-- Begin --

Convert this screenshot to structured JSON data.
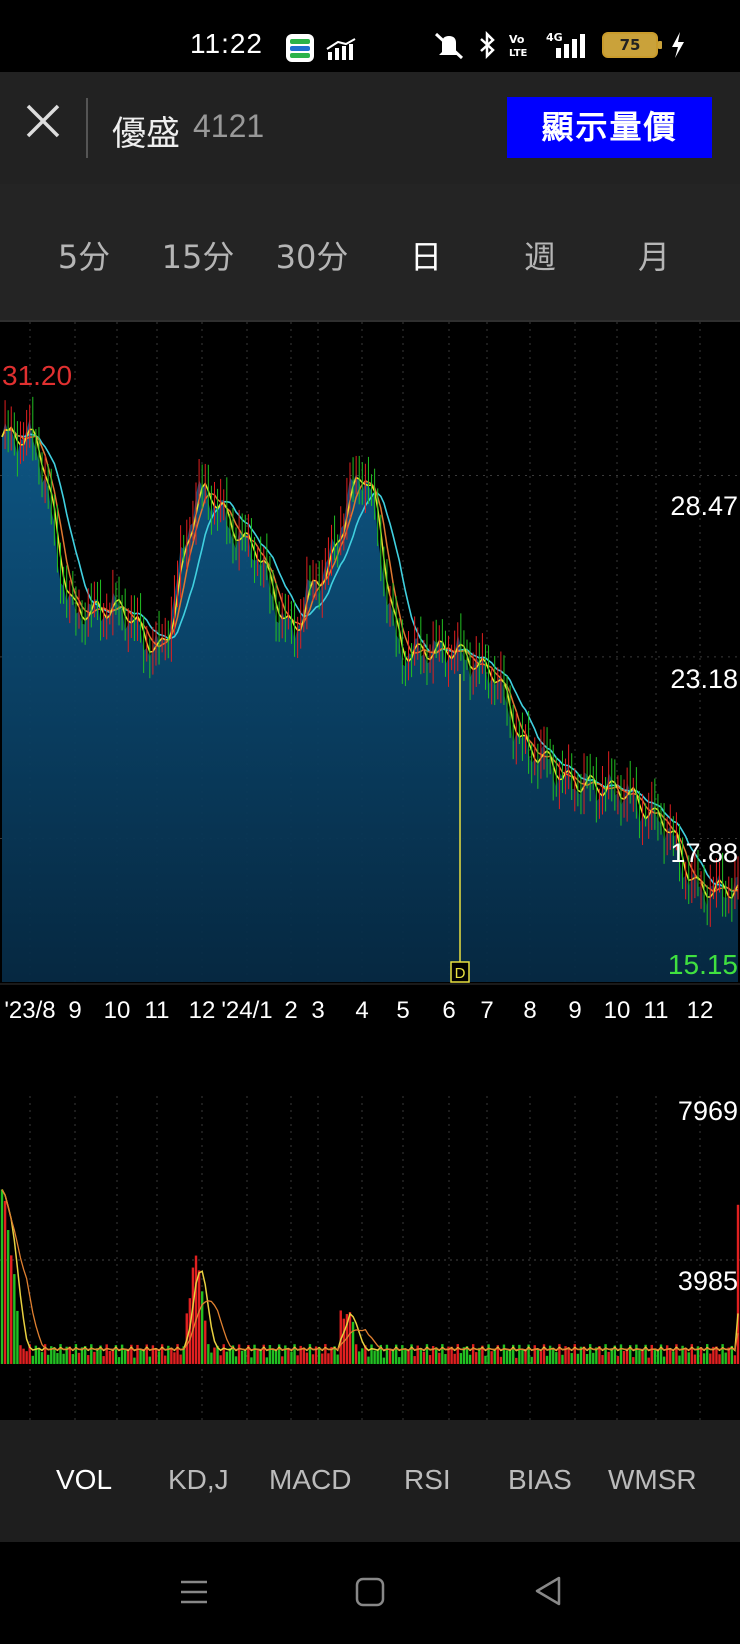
{
  "status_bar": {
    "time": "11:22",
    "battery": "75",
    "network": "4G",
    "icons": [
      "linepay-app-icon",
      "stock-app-icon",
      "silent-icon",
      "bluetooth-icon",
      "volte-icon",
      "signal-icon",
      "battery-icon",
      "charging-icon"
    ]
  },
  "header": {
    "stock_name": "優盛",
    "stock_code": "4121",
    "show_volume_button": "顯示量價"
  },
  "period_tabs": [
    {
      "label": "5分",
      "active": false
    },
    {
      "label": "15分",
      "active": false
    },
    {
      "label": "30分",
      "active": false
    },
    {
      "label": "日",
      "active": true
    },
    {
      "label": "週",
      "active": false
    },
    {
      "label": "月",
      "active": false
    }
  ],
  "price_chart": {
    "high_label": "31.20",
    "low_label": "15.15",
    "y_ticks": [
      "28.47",
      "23.18",
      "17.88"
    ],
    "x_ticks": [
      "'23/8",
      "9",
      "10",
      "11",
      "12",
      "'24/1",
      "2",
      "3",
      "4",
      "5",
      "6",
      "7",
      "8",
      "9",
      "10",
      "11",
      "12"
    ],
    "marker_label": "D"
  },
  "volume_chart": {
    "y_ticks": [
      "7969",
      "3985"
    ]
  },
  "indicator_tabs": [
    {
      "label": "VOL",
      "active": true
    },
    {
      "label": "KD,J",
      "active": false
    },
    {
      "label": "MACD",
      "active": false
    },
    {
      "label": "RSI",
      "active": false
    },
    {
      "label": "BIAS",
      "active": false
    },
    {
      "label": "WMSR",
      "active": false
    }
  ],
  "colors": {
    "background": "#000000",
    "header_bg": "#222222",
    "button_blue": "#0000ff",
    "up_red": "#e02020",
    "down_green": "#22c022",
    "high_label": "#e03030",
    "low_label": "#40e040",
    "area_fill": "#0b4a78",
    "ma_yellow": "#e8e030",
    "ma_cyan": "#40d0e0",
    "ma_orange": "#e07830",
    "marker_line": "#e8e040"
  },
  "chart_data": {
    "type": "line",
    "x_range": [
      "'23/8",
      "12"
    ],
    "ylim": [
      15.15,
      31.2
    ],
    "x": [
      "'23/8",
      "9",
      "10",
      "11",
      "12",
      "'24/1",
      "2",
      "3",
      "4",
      "5",
      "6",
      "7",
      "8",
      "9",
      "10",
      "11",
      "12"
    ],
    "series": [
      {
        "values": [
          29.6,
          24.5,
          24.6,
          23.4,
          28.0,
          26.5,
          24.0,
          25.5,
          28.5,
          23.3,
          23.4,
          22.8,
          20.4,
          19.5,
          19.3,
          18.5,
          16.4
        ]
      }
    ],
    "volume_ylim": [
      0,
      7969
    ],
    "grid": true,
    "legend": "none"
  }
}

-- End --

Description of the task:
Transcribe every entry word for word, but omit the pictures.

Full solution:
Convert this screenshot to structured JSON data.
{
  "status_bar": {
    "time": "11:22",
    "battery": "75",
    "network": "4G",
    "icons": [
      "linepay-app-icon",
      "stock-app-icon",
      "silent-icon",
      "bluetooth-icon",
      "volte-icon",
      "signal-icon",
      "battery-icon",
      "charging-icon"
    ]
  },
  "header": {
    "stock_name": "優盛",
    "stock_code": "4121",
    "show_volume_button": "顯示量價"
  },
  "period_tabs": [
    {
      "label": "5分",
      "active": false
    },
    {
      "label": "15分",
      "active": false
    },
    {
      "label": "30分",
      "active": false
    },
    {
      "label": "日",
      "active": true
    },
    {
      "label": "週",
      "active": false
    },
    {
      "label": "月",
      "active": false
    }
  ],
  "price_chart": {
    "high_label": "31.20",
    "low_label": "15.15",
    "y_ticks": [
      "28.47",
      "23.18",
      "17.88"
    ],
    "x_ticks": [
      "'23/8",
      "9",
      "10",
      "11",
      "12",
      "'24/1",
      "2",
      "3",
      "4",
      "5",
      "6",
      "7",
      "8",
      "9",
      "10",
      "11",
      "12"
    ],
    "marker_label": "D"
  },
  "volume_chart": {
    "y_ticks": [
      "7969",
      "3985"
    ]
  },
  "indicator_tabs": [
    {
      "label": "VOL",
      "active": true
    },
    {
      "label": "KD,J",
      "active": false
    },
    {
      "label": "MACD",
      "active": false
    },
    {
      "label": "RSI",
      "active": false
    },
    {
      "label": "BIAS",
      "active": false
    },
    {
      "label": "WMSR",
      "active": false
    }
  ],
  "colors": {
    "background": "#000000",
    "header_bg": "#222222",
    "button_blue": "#0000ff",
    "up_red": "#e02020",
    "down_green": "#22c022",
    "high_label": "#e03030",
    "low_label": "#40e040",
    "area_fill": "#0b4a78",
    "ma_yellow": "#e8e030",
    "ma_cyan": "#40d0e0",
    "ma_orange": "#e07830",
    "marker_line": "#e8e040"
  },
  "chart_data": {
    "type": "line",
    "x_range": [
      "'23/8",
      "12"
    ],
    "ylim": [
      15.15,
      31.2
    ],
    "x": [
      "'23/8",
      "9",
      "10",
      "11",
      "12",
      "'24/1",
      "2",
      "3",
      "4",
      "5",
      "6",
      "7",
      "8",
      "9",
      "10",
      "11",
      "12"
    ],
    "series": [
      {
        "values": [
          29.6,
          24.5,
          24.6,
          23.4,
          28.0,
          26.5,
          24.0,
          25.5,
          28.5,
          23.3,
          23.4,
          22.8,
          20.4,
          19.5,
          19.3,
          18.5,
          16.4
        ]
      }
    ],
    "volume_ylim": [
      0,
      7969
    ],
    "grid": true,
    "legend": "none"
  }
}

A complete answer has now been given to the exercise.